• **Task requirements**:
Retype each line exactly. Skip images.

>>>>>

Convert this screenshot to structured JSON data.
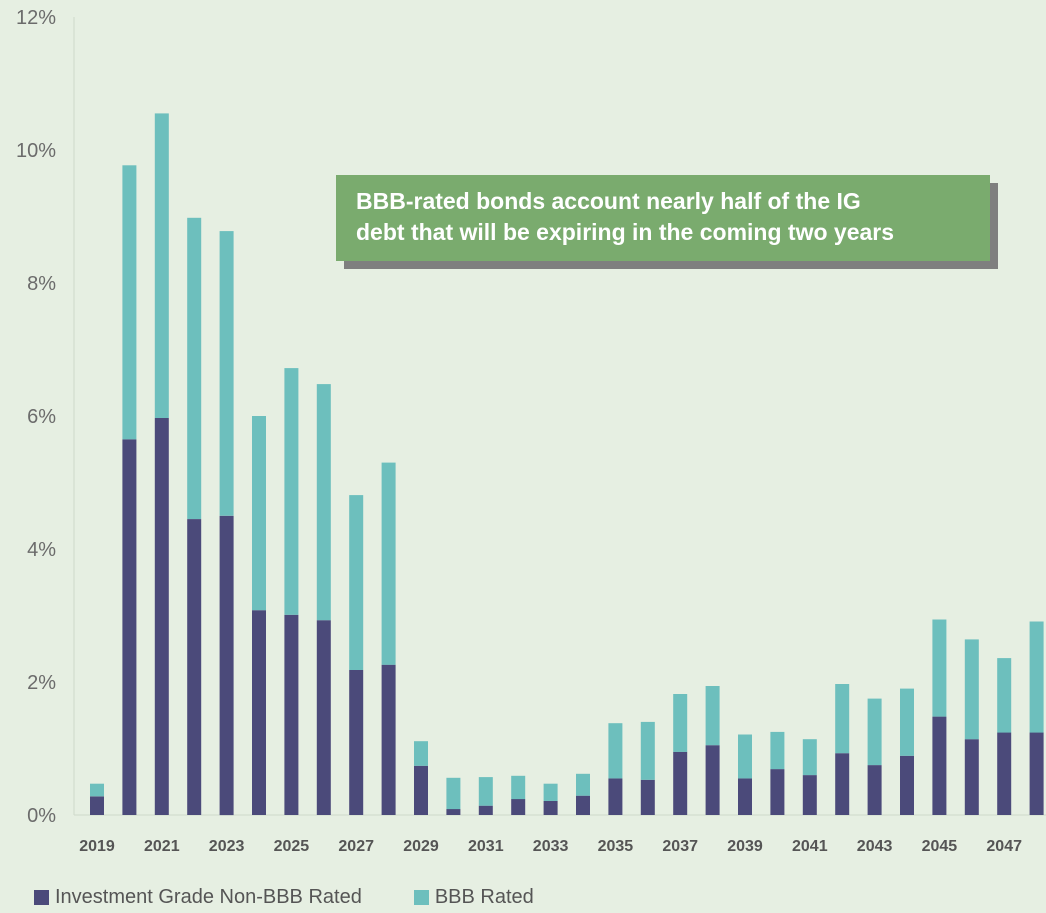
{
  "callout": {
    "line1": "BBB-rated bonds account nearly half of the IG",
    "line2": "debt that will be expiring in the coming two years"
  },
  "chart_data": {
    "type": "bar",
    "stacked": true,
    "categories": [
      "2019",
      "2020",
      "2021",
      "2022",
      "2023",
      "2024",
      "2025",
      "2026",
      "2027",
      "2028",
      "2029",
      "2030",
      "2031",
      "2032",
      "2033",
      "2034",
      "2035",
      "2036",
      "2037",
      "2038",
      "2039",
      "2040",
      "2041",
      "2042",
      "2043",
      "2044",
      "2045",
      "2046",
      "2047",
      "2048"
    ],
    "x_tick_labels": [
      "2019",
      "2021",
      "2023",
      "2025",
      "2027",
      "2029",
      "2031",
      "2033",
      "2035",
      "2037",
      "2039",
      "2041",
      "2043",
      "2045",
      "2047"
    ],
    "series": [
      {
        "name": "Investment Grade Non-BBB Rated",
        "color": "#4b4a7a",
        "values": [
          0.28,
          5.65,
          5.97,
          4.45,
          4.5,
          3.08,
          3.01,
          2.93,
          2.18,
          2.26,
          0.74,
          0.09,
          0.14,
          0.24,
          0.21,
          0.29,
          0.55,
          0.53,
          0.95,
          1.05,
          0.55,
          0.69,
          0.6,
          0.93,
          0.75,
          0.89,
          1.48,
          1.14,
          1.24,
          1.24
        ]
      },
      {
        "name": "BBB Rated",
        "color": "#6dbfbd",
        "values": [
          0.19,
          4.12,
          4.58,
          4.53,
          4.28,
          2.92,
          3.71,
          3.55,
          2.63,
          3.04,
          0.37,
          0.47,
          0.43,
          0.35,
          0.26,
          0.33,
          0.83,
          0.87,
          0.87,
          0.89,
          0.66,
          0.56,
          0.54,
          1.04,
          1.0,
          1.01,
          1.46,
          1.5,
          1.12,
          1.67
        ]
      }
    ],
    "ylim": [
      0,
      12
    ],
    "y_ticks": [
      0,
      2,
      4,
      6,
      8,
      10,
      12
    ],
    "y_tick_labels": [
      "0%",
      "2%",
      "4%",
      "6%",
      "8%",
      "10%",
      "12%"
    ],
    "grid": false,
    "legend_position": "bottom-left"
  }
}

<<<<<

• **Complete response**:
Convert this screenshot to structured JSON data.
{
  "callout": {
    "line1": "BBB-rated bonds account nearly half of the IG",
    "line2": "debt that will be expiring in the coming two years"
  },
  "chart_data": {
    "type": "bar",
    "stacked": true,
    "categories": [
      "2019",
      "2020",
      "2021",
      "2022",
      "2023",
      "2024",
      "2025",
      "2026",
      "2027",
      "2028",
      "2029",
      "2030",
      "2031",
      "2032",
      "2033",
      "2034",
      "2035",
      "2036",
      "2037",
      "2038",
      "2039",
      "2040",
      "2041",
      "2042",
      "2043",
      "2044",
      "2045",
      "2046",
      "2047",
      "2048"
    ],
    "x_tick_labels": [
      "2019",
      "2021",
      "2023",
      "2025",
      "2027",
      "2029",
      "2031",
      "2033",
      "2035",
      "2037",
      "2039",
      "2041",
      "2043",
      "2045",
      "2047"
    ],
    "series": [
      {
        "name": "Investment Grade Non-BBB Rated",
        "color": "#4b4a7a",
        "values": [
          0.28,
          5.65,
          5.97,
          4.45,
          4.5,
          3.08,
          3.01,
          2.93,
          2.18,
          2.26,
          0.74,
          0.09,
          0.14,
          0.24,
          0.21,
          0.29,
          0.55,
          0.53,
          0.95,
          1.05,
          0.55,
          0.69,
          0.6,
          0.93,
          0.75,
          0.89,
          1.48,
          1.14,
          1.24,
          1.24
        ]
      },
      {
        "name": "BBB Rated",
        "color": "#6dbfbd",
        "values": [
          0.19,
          4.12,
          4.58,
          4.53,
          4.28,
          2.92,
          3.71,
          3.55,
          2.63,
          3.04,
          0.37,
          0.47,
          0.43,
          0.35,
          0.26,
          0.33,
          0.83,
          0.87,
          0.87,
          0.89,
          0.66,
          0.56,
          0.54,
          1.04,
          1.0,
          1.01,
          1.46,
          1.5,
          1.12,
          1.67
        ]
      }
    ],
    "ylim": [
      0,
      12
    ],
    "y_ticks": [
      0,
      2,
      4,
      6,
      8,
      10,
      12
    ],
    "y_tick_labels": [
      "0%",
      "2%",
      "4%",
      "6%",
      "8%",
      "10%",
      "12%"
    ],
    "grid": false,
    "legend_position": "bottom-left"
  }
}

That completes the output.